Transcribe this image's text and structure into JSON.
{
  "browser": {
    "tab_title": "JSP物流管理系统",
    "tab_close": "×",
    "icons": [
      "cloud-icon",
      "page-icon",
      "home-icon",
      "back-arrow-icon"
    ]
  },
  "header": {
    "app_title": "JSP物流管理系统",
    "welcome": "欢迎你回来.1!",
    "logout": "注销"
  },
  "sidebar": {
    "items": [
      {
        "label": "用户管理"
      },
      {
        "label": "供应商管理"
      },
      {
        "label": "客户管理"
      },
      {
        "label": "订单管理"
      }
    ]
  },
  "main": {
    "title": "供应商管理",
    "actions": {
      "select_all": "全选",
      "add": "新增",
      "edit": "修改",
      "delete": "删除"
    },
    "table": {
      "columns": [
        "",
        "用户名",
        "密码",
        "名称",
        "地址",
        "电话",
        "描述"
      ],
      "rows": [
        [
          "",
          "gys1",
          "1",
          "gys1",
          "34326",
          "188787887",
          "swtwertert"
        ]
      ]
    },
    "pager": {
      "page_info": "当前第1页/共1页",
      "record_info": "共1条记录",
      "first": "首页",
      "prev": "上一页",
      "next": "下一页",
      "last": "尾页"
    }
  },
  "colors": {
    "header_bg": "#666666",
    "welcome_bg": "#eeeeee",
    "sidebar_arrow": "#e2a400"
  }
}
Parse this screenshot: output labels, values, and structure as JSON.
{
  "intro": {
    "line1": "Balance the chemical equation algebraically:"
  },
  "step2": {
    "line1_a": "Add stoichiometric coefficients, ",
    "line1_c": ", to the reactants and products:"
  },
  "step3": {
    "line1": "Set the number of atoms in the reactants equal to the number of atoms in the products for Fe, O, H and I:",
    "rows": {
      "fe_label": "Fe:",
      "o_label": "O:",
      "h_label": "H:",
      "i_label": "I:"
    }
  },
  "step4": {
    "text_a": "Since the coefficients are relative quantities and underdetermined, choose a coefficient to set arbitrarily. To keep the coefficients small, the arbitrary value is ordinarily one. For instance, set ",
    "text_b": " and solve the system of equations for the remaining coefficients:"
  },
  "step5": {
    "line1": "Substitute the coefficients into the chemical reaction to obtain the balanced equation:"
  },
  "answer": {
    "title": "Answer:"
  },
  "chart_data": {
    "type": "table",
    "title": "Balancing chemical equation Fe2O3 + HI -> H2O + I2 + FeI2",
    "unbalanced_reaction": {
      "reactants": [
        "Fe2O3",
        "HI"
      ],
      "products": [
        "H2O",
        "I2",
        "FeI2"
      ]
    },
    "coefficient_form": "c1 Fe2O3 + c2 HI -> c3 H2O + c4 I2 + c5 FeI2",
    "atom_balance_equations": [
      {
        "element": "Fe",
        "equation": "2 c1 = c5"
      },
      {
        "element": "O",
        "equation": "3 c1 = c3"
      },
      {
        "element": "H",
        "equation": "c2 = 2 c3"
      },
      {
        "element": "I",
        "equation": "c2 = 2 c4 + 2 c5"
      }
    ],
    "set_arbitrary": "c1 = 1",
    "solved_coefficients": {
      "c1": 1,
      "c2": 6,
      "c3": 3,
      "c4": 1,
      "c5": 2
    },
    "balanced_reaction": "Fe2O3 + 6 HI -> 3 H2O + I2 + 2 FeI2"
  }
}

=-=-=

• **PROBLEM TO SOLVE**:
Retype the records above exactly.

• **EXERCISE OUTPUT**:
Transcribe this image's text and structure into JSON.
{
  "browser": {
    "tab_title": "JSP物流管理系统",
    "tab_close": "×",
    "icons": [
      "cloud-icon",
      "page-icon",
      "home-icon",
      "back-arrow-icon"
    ]
  },
  "header": {
    "app_title": "JSP物流管理系统",
    "welcome": "欢迎你回来.1!",
    "logout": "注销"
  },
  "sidebar": {
    "items": [
      {
        "label": "用户管理"
      },
      {
        "label": "供应商管理"
      },
      {
        "label": "客户管理"
      },
      {
        "label": "订单管理"
      }
    ]
  },
  "main": {
    "title": "供应商管理",
    "actions": {
      "select_all": "全选",
      "add": "新增",
      "edit": "修改",
      "delete": "删除"
    },
    "table": {
      "columns": [
        "",
        "用户名",
        "密码",
        "名称",
        "地址",
        "电话",
        "描述"
      ],
      "rows": [
        [
          "",
          "gys1",
          "1",
          "gys1",
          "34326",
          "188787887",
          "swtwertert"
        ]
      ]
    },
    "pager": {
      "page_info": "当前第1页/共1页",
      "record_info": "共1条记录",
      "first": "首页",
      "prev": "上一页",
      "next": "下一页",
      "last": "尾页"
    }
  },
  "colors": {
    "header_bg": "#666666",
    "welcome_bg": "#eeeeee",
    "sidebar_arrow": "#e2a400"
  }
}
Parse this screenshot: output labels, values, and structure as JSON.
{
  "intro": {
    "line1": "Balance the chemical equation algebraically:"
  },
  "step2": {
    "line1_a": "Add stoichiometric coefficients, ",
    "line1_c": ", to the reactants and products:"
  },
  "step3": {
    "line1": "Set the number of atoms in the reactants equal to the number of atoms in the products for Fe, O, H and I:",
    "rows": {
      "fe_label": "Fe:",
      "o_label": "O:",
      "h_label": "H:",
      "i_label": "I:"
    }
  },
  "step4": {
    "text_a": "Since the coefficients are relative quantities and underdetermined, choose a coefficient to set arbitrarily. To keep the coefficients small, the arbitrary value is ordinarily one. For instance, set ",
    "text_b": " and solve the system of equations for the remaining coefficients:"
  },
  "step5": {
    "line1": "Substitute the coefficients into the chemical reaction to obtain the balanced equation:"
  },
  "answer": {
    "title": "Answer:"
  },
  "chart_data": {
    "type": "table",
    "title": "Balancing chemical equation Fe2O3 + HI -> H2O + I2 + FeI2",
    "unbalanced_reaction": {
      "reactants": [
        "Fe2O3",
        "HI"
      ],
      "products": [
        "H2O",
        "I2",
        "FeI2"
      ]
    },
    "coefficient_form": "c1 Fe2O3 + c2 HI -> c3 H2O + c4 I2 + c5 FeI2",
    "atom_balance_equations": [
      {
        "element": "Fe",
        "equation": "2 c1 = c5"
      },
      {
        "element": "O",
        "equation": "3 c1 = c3"
      },
      {
        "element": "H",
        "equation": "c2 = 2 c3"
      },
      {
        "element": "I",
        "equation": "c2 = 2 c4 + 2 c5"
      }
    ],
    "set_arbitrary": "c1 = 1",
    "solved_coefficients": {
      "c1": 1,
      "c2": 6,
      "c3": 3,
      "c4": 1,
      "c5": 2
    },
    "balanced_reaction": "Fe2O3 + 6 HI -> 3 H2O + I2 + 2 FeI2"
  }
}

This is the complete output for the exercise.